■ GIVEN REQUEST
Print each line exactly as it is given.

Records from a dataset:
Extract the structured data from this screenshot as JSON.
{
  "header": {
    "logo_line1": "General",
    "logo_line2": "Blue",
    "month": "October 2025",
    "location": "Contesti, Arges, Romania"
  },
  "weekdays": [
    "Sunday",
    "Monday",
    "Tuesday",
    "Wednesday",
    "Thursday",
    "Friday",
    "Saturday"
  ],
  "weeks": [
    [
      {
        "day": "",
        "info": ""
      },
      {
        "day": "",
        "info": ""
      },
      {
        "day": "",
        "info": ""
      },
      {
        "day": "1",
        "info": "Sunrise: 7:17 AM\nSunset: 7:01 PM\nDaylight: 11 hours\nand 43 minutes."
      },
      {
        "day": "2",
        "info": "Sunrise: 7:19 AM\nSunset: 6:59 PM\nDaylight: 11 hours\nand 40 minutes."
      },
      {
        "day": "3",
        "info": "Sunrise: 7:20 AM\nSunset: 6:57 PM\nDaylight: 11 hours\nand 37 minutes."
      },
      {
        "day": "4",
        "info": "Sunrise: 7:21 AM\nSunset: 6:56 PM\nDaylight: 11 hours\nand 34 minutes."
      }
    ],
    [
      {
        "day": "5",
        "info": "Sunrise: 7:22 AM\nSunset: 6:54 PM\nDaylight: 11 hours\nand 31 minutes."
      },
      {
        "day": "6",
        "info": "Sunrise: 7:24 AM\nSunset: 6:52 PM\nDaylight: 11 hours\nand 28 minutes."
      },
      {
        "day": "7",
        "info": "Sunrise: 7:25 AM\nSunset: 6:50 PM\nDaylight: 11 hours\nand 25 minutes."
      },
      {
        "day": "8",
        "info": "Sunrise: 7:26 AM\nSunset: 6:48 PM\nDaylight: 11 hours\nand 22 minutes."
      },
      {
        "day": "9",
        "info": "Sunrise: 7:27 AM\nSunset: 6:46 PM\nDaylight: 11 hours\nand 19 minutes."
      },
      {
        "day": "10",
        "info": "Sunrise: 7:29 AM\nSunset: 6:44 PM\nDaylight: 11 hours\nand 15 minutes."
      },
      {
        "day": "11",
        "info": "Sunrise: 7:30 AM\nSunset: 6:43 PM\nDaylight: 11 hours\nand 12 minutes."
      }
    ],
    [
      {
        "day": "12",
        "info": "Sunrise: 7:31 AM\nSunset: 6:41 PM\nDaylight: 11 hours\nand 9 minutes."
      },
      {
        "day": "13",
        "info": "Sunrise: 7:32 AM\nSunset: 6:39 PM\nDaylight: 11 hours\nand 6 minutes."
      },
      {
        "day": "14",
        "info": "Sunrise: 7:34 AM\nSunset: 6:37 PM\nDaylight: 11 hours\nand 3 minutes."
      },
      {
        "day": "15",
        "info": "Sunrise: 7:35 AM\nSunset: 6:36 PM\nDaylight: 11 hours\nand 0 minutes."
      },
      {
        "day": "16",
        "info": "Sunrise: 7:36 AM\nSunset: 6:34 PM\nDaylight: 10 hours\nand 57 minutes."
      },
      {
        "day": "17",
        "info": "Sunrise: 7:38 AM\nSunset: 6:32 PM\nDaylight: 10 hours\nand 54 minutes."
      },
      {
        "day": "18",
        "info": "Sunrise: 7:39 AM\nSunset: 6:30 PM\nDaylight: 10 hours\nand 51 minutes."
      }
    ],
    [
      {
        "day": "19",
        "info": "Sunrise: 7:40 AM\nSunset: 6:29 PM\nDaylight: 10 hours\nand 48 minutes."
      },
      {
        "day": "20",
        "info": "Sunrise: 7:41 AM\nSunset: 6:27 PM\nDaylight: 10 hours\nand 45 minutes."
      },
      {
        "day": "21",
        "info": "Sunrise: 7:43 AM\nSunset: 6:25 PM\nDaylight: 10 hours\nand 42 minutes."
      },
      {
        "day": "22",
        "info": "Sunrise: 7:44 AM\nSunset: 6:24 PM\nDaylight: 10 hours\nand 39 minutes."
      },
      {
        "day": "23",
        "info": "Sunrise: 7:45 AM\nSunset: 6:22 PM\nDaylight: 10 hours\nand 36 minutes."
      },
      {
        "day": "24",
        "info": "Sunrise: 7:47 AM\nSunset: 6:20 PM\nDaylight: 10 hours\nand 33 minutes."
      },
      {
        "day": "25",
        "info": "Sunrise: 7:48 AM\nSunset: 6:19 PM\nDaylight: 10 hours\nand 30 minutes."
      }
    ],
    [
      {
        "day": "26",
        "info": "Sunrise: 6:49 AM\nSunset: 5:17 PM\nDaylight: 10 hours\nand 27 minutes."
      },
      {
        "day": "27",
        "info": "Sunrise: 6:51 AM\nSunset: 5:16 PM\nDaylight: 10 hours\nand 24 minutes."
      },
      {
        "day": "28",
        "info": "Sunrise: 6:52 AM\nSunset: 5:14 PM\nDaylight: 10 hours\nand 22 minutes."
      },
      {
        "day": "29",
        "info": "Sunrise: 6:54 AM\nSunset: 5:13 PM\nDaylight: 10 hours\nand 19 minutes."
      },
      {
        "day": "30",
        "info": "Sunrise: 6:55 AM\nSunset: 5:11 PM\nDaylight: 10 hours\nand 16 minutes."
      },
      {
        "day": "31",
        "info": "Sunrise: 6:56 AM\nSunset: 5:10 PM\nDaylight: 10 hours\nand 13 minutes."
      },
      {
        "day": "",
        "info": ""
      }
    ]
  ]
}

■ RESULT
Extract the structured data from this screenshot as JSON.
{
  "header": {
    "logo_line1": "General",
    "logo_line2": "Blue",
    "month": "October 2025",
    "location": "Contesti, Arges, Romania"
  },
  "weekdays": [
    "Sunday",
    "Monday",
    "Tuesday",
    "Wednesday",
    "Thursday",
    "Friday",
    "Saturday"
  ],
  "weeks": [
    [
      {
        "day": "",
        "info": ""
      },
      {
        "day": "",
        "info": ""
      },
      {
        "day": "",
        "info": ""
      },
      {
        "day": "1",
        "info": "Sunrise: 7:17 AM\nSunset: 7:01 PM\nDaylight: 11 hours\nand 43 minutes."
      },
      {
        "day": "2",
        "info": "Sunrise: 7:19 AM\nSunset: 6:59 PM\nDaylight: 11 hours\nand 40 minutes."
      },
      {
        "day": "3",
        "info": "Sunrise: 7:20 AM\nSunset: 6:57 PM\nDaylight: 11 hours\nand 37 minutes."
      },
      {
        "day": "4",
        "info": "Sunrise: 7:21 AM\nSunset: 6:56 PM\nDaylight: 11 hours\nand 34 minutes."
      }
    ],
    [
      {
        "day": "5",
        "info": "Sunrise: 7:22 AM\nSunset: 6:54 PM\nDaylight: 11 hours\nand 31 minutes."
      },
      {
        "day": "6",
        "info": "Sunrise: 7:24 AM\nSunset: 6:52 PM\nDaylight: 11 hours\nand 28 minutes."
      },
      {
        "day": "7",
        "info": "Sunrise: 7:25 AM\nSunset: 6:50 PM\nDaylight: 11 hours\nand 25 minutes."
      },
      {
        "day": "8",
        "info": "Sunrise: 7:26 AM\nSunset: 6:48 PM\nDaylight: 11 hours\nand 22 minutes."
      },
      {
        "day": "9",
        "info": "Sunrise: 7:27 AM\nSunset: 6:46 PM\nDaylight: 11 hours\nand 19 minutes."
      },
      {
        "day": "10",
        "info": "Sunrise: 7:29 AM\nSunset: 6:44 PM\nDaylight: 11 hours\nand 15 minutes."
      },
      {
        "day": "11",
        "info": "Sunrise: 7:30 AM\nSunset: 6:43 PM\nDaylight: 11 hours\nand 12 minutes."
      }
    ],
    [
      {
        "day": "12",
        "info": "Sunrise: 7:31 AM\nSunset: 6:41 PM\nDaylight: 11 hours\nand 9 minutes."
      },
      {
        "day": "13",
        "info": "Sunrise: 7:32 AM\nSunset: 6:39 PM\nDaylight: 11 hours\nand 6 minutes."
      },
      {
        "day": "14",
        "info": "Sunrise: 7:34 AM\nSunset: 6:37 PM\nDaylight: 11 hours\nand 3 minutes."
      },
      {
        "day": "15",
        "info": "Sunrise: 7:35 AM\nSunset: 6:36 PM\nDaylight: 11 hours\nand 0 minutes."
      },
      {
        "day": "16",
        "info": "Sunrise: 7:36 AM\nSunset: 6:34 PM\nDaylight: 10 hours\nand 57 minutes."
      },
      {
        "day": "17",
        "info": "Sunrise: 7:38 AM\nSunset: 6:32 PM\nDaylight: 10 hours\nand 54 minutes."
      },
      {
        "day": "18",
        "info": "Sunrise: 7:39 AM\nSunset: 6:30 PM\nDaylight: 10 hours\nand 51 minutes."
      }
    ],
    [
      {
        "day": "19",
        "info": "Sunrise: 7:40 AM\nSunset: 6:29 PM\nDaylight: 10 hours\nand 48 minutes."
      },
      {
        "day": "20",
        "info": "Sunrise: 7:41 AM\nSunset: 6:27 PM\nDaylight: 10 hours\nand 45 minutes."
      },
      {
        "day": "21",
        "info": "Sunrise: 7:43 AM\nSunset: 6:25 PM\nDaylight: 10 hours\nand 42 minutes."
      },
      {
        "day": "22",
        "info": "Sunrise: 7:44 AM\nSunset: 6:24 PM\nDaylight: 10 hours\nand 39 minutes."
      },
      {
        "day": "23",
        "info": "Sunrise: 7:45 AM\nSunset: 6:22 PM\nDaylight: 10 hours\nand 36 minutes."
      },
      {
        "day": "24",
        "info": "Sunrise: 7:47 AM\nSunset: 6:20 PM\nDaylight: 10 hours\nand 33 minutes."
      },
      {
        "day": "25",
        "info": "Sunrise: 7:48 AM\nSunset: 6:19 PM\nDaylight: 10 hours\nand 30 minutes."
      }
    ],
    [
      {
        "day": "26",
        "info": "Sunrise: 6:49 AM\nSunset: 5:17 PM\nDaylight: 10 hours\nand 27 minutes."
      },
      {
        "day": "27",
        "info": "Sunrise: 6:51 AM\nSunset: 5:16 PM\nDaylight: 10 hours\nand 24 minutes."
      },
      {
        "day": "28",
        "info": "Sunrise: 6:52 AM\nSunset: 5:14 PM\nDaylight: 10 hours\nand 22 minutes."
      },
      {
        "day": "29",
        "info": "Sunrise: 6:54 AM\nSunset: 5:13 PM\nDaylight: 10 hours\nand 19 minutes."
      },
      {
        "day": "30",
        "info": "Sunrise: 6:55 AM\nSunset: 5:11 PM\nDaylight: 10 hours\nand 16 minutes."
      },
      {
        "day": "31",
        "info": "Sunrise: 6:56 AM\nSunset: 5:10 PM\nDaylight: 10 hours\nand 13 minutes."
      },
      {
        "day": "",
        "info": ""
      }
    ]
  ]
}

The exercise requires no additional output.